[A run of records]
__________________________________________________

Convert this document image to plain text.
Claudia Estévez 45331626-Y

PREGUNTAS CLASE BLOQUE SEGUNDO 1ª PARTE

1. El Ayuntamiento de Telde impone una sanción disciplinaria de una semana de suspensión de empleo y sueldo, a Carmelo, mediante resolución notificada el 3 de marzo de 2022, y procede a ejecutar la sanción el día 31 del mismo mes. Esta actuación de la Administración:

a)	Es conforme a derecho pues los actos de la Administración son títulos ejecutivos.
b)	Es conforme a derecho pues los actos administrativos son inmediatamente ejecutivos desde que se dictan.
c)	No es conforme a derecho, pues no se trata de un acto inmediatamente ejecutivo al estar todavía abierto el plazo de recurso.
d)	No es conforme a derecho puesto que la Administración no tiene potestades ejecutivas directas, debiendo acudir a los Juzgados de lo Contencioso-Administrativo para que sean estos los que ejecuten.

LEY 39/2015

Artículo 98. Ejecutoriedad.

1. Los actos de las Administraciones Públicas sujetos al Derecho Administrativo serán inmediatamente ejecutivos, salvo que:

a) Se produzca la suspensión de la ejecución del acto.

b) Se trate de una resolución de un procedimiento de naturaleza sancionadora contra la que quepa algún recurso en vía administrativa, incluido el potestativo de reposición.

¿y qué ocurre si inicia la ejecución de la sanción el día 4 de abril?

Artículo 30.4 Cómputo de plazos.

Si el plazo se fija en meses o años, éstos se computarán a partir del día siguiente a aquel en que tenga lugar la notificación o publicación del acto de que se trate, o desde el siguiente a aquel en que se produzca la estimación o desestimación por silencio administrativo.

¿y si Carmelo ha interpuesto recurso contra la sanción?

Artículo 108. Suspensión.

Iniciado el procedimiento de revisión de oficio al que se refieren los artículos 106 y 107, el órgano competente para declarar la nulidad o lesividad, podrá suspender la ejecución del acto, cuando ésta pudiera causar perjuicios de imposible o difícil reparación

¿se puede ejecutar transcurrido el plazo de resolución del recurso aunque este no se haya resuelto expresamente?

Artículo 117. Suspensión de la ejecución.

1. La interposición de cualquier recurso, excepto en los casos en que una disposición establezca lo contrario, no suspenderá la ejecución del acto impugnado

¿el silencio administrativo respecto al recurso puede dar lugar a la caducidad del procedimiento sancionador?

__________________________________________________

Restate every record exactly, leaving nothing out.

**SOLUTION FOR THIS PROBLEM**.
Convert this document image to plain text.
Claudia Estévez 45331626-Y

PREGUNTAS CLASE BLOQUE SEGUNDO 1ª PARTE

1. El Ayuntamiento de Telde impone una sanción disciplinaria de una semana de suspensión de empleo y sueldo, a Carmelo, mediante resolución notificada el 3 de marzo de 2022, y procede a ejecutar la sanción el día 31 del mismo mes. Esta actuación de la Administración:

a)	Es conforme a derecho pues los actos de la Administración son títulos ejecutivos.
b)	Es conforme a derecho pues los actos administrativos son inmediatamente ejecutivos desde que se dictan.
c)	No es conforme a derecho, pues no se trata de un acto inmediatamente ejecutivo al estar todavía abierto el plazo de recurso.
d)	No es conforme a derecho puesto que la Administración no tiene potestades ejecutivas directas, debiendo acudir a los Juzgados de lo Contencioso-Administrativo para que sean estos los que ejecuten.

LEY 39/2015

Artículo 98. Ejecutoriedad.

1. Los actos de las Administraciones Públicas sujetos al Derecho Administrativo serán inmediatamente ejecutivos, salvo que:

a) Se produzca la suspensión de la ejecución del acto.

b) Se trate de una resolución de un procedimiento de naturaleza sancionadora contra la que quepa algún recurso en vía administrativa, incluido el potestativo de reposición.

¿y qué ocurre si inicia la ejecución de la sanción el día 4 de abril?

Artículo 30.4 Cómputo de plazos.

Si el plazo se fija en meses o años, éstos se computarán a partir del día siguiente a aquel en que tenga lugar la notificación o publicación del acto de que se trate, o desde el siguiente a aquel en que se produzca la estimación o desestimación por silencio administrativo.

¿y si Carmelo ha interpuesto recurso contra la sanción?

Artículo 108. Suspensión.

Iniciado el procedimiento de revisión de oficio al que se refieren los artículos 106 y 107, el órgano competente para declarar la nulidad o lesividad, podrá suspender la ejecución del acto, cuando ésta pudiera causar perjuicios de imposible o difícil reparación

¿se puede ejecutar transcurrido el plazo de resolución del recurso aunque este no se haya resuelto expresamente?

Artículo 117. Suspensión de la ejecución.

1. La interposición de cualquier recurso, excepto en los casos en que una disposición establezca lo contrario, no suspenderá la ejecución del acto impugnado

¿el silencio administrativo respecto al recurso puede dar lugar a la caducidad del procedimiento sancionador?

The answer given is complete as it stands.